▶ [PROVIDED ENTRIES]
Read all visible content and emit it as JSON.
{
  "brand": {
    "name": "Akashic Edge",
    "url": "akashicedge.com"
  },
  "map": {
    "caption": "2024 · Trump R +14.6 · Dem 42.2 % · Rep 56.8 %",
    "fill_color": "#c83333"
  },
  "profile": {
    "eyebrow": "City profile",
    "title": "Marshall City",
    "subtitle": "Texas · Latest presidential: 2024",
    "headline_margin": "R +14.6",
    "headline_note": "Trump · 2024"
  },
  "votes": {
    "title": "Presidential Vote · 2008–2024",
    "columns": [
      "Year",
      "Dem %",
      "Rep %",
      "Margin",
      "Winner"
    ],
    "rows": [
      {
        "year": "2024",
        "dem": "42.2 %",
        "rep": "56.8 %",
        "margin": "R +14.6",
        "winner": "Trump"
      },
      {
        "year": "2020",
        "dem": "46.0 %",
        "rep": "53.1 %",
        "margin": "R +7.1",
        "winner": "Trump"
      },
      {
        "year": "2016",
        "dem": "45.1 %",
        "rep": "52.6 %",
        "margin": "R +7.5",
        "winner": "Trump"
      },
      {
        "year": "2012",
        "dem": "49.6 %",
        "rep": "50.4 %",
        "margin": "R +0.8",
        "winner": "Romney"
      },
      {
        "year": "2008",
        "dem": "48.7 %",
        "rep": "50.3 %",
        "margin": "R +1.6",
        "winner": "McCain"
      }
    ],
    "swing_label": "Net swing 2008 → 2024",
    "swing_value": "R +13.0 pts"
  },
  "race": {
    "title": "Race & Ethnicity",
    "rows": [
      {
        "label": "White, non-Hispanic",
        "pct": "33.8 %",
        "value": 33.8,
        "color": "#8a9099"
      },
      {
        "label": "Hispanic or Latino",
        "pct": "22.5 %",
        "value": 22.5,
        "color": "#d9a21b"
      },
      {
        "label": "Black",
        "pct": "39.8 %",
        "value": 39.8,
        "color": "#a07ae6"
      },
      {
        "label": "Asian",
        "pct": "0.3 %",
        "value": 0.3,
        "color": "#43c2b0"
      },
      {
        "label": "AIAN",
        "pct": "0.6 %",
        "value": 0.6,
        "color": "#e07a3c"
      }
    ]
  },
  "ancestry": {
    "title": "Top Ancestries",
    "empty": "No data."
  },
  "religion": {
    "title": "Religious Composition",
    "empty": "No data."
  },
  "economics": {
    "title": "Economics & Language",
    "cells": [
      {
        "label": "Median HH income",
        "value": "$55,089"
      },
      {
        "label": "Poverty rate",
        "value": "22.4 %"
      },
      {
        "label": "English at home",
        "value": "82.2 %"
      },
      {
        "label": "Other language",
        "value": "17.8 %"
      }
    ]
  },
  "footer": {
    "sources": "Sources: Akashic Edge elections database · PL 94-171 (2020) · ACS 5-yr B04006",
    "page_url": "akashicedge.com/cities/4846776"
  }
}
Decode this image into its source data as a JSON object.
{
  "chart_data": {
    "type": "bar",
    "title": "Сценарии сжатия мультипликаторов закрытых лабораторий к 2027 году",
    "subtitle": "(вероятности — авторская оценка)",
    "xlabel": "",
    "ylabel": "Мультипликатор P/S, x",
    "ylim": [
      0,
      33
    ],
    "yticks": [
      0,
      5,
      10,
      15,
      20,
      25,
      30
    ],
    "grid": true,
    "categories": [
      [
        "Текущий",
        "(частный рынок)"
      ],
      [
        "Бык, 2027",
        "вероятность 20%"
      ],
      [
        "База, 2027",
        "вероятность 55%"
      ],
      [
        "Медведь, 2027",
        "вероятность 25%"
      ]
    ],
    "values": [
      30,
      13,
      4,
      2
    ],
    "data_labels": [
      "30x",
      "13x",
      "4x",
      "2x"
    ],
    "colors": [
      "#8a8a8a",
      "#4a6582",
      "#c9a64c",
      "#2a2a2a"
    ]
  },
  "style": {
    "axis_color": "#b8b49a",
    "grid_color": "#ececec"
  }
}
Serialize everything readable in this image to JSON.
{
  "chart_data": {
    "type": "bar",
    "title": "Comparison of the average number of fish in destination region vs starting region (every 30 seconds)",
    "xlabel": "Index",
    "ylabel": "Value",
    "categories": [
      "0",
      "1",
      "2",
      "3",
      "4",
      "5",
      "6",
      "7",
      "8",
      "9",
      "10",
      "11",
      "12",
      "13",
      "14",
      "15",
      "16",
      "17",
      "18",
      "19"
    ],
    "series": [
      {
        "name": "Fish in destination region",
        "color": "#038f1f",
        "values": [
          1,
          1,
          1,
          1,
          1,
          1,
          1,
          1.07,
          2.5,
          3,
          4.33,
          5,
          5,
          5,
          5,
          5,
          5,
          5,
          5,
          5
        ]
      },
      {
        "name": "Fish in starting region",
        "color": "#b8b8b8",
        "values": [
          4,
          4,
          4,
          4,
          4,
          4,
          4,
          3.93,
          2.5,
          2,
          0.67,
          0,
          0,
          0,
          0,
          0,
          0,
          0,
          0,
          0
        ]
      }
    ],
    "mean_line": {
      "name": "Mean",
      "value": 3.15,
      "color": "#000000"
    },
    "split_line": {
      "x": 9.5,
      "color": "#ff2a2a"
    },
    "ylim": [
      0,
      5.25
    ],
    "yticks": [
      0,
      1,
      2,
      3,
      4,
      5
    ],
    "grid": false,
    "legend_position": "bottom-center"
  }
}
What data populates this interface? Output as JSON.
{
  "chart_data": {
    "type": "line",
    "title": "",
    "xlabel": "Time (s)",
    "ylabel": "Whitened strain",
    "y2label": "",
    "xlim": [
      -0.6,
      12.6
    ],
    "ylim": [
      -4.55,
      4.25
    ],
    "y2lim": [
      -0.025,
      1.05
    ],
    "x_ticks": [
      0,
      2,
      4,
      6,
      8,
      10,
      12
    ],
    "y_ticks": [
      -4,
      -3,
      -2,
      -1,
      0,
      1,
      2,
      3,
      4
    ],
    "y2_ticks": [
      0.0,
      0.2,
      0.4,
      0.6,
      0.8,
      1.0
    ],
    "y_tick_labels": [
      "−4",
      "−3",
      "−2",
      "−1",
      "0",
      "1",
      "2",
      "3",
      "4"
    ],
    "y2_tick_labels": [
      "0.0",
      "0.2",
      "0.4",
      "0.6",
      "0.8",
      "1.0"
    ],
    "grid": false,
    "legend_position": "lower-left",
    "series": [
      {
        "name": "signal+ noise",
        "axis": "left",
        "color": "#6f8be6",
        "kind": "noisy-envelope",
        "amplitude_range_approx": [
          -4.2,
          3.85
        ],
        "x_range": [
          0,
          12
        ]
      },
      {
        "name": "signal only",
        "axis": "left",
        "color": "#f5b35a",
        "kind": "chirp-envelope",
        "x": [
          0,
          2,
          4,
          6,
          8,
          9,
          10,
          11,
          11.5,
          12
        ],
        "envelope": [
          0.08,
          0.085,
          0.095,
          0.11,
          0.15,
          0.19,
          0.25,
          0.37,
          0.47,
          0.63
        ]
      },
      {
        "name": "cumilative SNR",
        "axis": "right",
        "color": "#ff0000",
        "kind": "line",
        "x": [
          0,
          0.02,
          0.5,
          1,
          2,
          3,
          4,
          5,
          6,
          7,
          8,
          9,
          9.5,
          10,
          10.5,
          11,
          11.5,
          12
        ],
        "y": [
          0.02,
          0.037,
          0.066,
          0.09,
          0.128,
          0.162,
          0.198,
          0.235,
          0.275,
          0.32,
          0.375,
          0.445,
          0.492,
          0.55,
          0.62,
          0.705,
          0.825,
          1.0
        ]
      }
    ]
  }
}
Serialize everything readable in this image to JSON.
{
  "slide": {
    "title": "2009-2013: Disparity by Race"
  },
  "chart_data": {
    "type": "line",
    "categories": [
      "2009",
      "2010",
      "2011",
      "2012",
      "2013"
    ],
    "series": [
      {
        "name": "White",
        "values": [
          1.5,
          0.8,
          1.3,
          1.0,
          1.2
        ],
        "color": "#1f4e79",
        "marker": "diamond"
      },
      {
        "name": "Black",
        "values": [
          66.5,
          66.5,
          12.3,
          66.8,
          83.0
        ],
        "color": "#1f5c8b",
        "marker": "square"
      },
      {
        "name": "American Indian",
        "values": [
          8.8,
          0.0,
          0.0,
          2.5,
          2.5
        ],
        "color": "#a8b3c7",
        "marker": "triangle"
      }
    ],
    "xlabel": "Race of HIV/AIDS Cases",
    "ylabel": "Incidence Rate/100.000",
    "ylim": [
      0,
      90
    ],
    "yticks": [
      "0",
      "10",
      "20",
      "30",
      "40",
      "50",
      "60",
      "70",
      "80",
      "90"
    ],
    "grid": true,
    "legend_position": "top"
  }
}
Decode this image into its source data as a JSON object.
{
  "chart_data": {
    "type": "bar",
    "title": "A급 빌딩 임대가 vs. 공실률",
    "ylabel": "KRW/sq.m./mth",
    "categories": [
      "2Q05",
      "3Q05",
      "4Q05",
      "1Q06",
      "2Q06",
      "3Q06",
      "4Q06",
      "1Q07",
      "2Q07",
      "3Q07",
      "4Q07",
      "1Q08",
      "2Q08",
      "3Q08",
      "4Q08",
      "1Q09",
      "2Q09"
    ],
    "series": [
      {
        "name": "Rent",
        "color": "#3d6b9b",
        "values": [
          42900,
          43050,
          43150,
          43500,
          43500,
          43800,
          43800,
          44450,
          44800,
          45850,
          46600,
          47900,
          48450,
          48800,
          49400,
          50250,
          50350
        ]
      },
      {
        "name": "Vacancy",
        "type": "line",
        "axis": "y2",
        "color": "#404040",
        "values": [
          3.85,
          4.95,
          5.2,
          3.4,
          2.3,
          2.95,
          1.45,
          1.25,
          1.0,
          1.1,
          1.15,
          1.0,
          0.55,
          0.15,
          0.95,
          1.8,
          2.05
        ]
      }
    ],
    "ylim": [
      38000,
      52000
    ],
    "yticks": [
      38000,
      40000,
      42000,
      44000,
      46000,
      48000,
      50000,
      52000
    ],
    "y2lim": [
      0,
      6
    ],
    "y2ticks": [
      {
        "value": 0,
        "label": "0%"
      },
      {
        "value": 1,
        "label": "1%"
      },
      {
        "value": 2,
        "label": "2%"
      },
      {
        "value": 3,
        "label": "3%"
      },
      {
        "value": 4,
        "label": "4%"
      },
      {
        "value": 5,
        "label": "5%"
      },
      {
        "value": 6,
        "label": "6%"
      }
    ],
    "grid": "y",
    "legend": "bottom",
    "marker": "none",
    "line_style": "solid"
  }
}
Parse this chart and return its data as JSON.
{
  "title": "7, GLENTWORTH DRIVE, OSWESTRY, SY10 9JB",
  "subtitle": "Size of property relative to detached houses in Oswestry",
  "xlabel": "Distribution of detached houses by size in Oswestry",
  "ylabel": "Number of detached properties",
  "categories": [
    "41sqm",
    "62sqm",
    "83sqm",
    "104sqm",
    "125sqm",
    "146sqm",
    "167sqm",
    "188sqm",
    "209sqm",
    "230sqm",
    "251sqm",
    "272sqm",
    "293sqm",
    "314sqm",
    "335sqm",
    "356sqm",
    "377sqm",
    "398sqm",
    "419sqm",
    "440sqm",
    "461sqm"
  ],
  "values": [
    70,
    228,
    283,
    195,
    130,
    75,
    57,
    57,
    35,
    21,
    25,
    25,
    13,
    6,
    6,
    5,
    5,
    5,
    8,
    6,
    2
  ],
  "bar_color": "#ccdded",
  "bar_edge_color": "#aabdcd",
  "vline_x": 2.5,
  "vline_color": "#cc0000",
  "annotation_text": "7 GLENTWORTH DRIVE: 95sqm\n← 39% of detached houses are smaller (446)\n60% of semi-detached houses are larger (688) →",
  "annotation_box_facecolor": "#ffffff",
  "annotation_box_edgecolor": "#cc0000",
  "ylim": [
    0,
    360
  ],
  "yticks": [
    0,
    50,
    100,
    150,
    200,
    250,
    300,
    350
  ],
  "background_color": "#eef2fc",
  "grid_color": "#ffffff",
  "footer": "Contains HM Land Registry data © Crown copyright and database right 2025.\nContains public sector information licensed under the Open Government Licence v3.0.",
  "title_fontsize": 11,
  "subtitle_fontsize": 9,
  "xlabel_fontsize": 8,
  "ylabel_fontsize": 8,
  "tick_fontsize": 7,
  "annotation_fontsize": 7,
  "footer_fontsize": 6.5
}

▶ [WHAT THE TASK REQUIRES] Every line from the one containing "Parse this chart and return its data as JSON." through the last line of the entries must be written out verbatim, and no other line.

▶ [SOLVED EXERCISE]
Parse this chart and return its data as JSON.
{
  "title": "7, GLENTWORTH DRIVE, OSWESTRY, SY10 9JB",
  "subtitle": "Size of property relative to detached houses in Oswestry",
  "xlabel": "Distribution of detached houses by size in Oswestry",
  "ylabel": "Number of detached properties",
  "categories": [
    "41sqm",
    "62sqm",
    "83sqm",
    "104sqm",
    "125sqm",
    "146sqm",
    "167sqm",
    "188sqm",
    "209sqm",
    "230sqm",
    "251sqm",
    "272sqm",
    "293sqm",
    "314sqm",
    "335sqm",
    "356sqm",
    "377sqm",
    "398sqm",
    "419sqm",
    "440sqm",
    "461sqm"
  ],
  "values": [
    70,
    228,
    283,
    195,
    130,
    75,
    57,
    57,
    35,
    21,
    25,
    25,
    13,
    6,
    6,
    5,
    5,
    5,
    8,
    6,
    2
  ],
  "bar_color": "#ccdded",
  "bar_edge_color": "#aabdcd",
  "vline_x": 2.5,
  "vline_color": "#cc0000",
  "annotation_text": "7 GLENTWORTH DRIVE: 95sqm\n← 39% of detached houses are smaller (446)\n60% of semi-detached houses are larger (688) →",
  "annotation_box_facecolor": "#ffffff",
  "annotation_box_edgecolor": "#cc0000",
  "ylim": [
    0,
    360
  ],
  "yticks": [
    0,
    50,
    100,
    150,
    200,
    250,
    300,
    350
  ],
  "background_color": "#eef2fc",
  "grid_color": "#ffffff",
  "footer": "Contains HM Land Registry data © Crown copyright and database right 2025.\nContains public sector information licensed under the Open Government Licence v3.0.",
  "title_fontsize": 11,
  "subtitle_fontsize": 9,
  "xlabel_fontsize": 8,
  "ylabel_fontsize": 8,
  "tick_fontsize": 7,
  "annotation_fontsize": 7,
  "footer_fontsize": 6.5
}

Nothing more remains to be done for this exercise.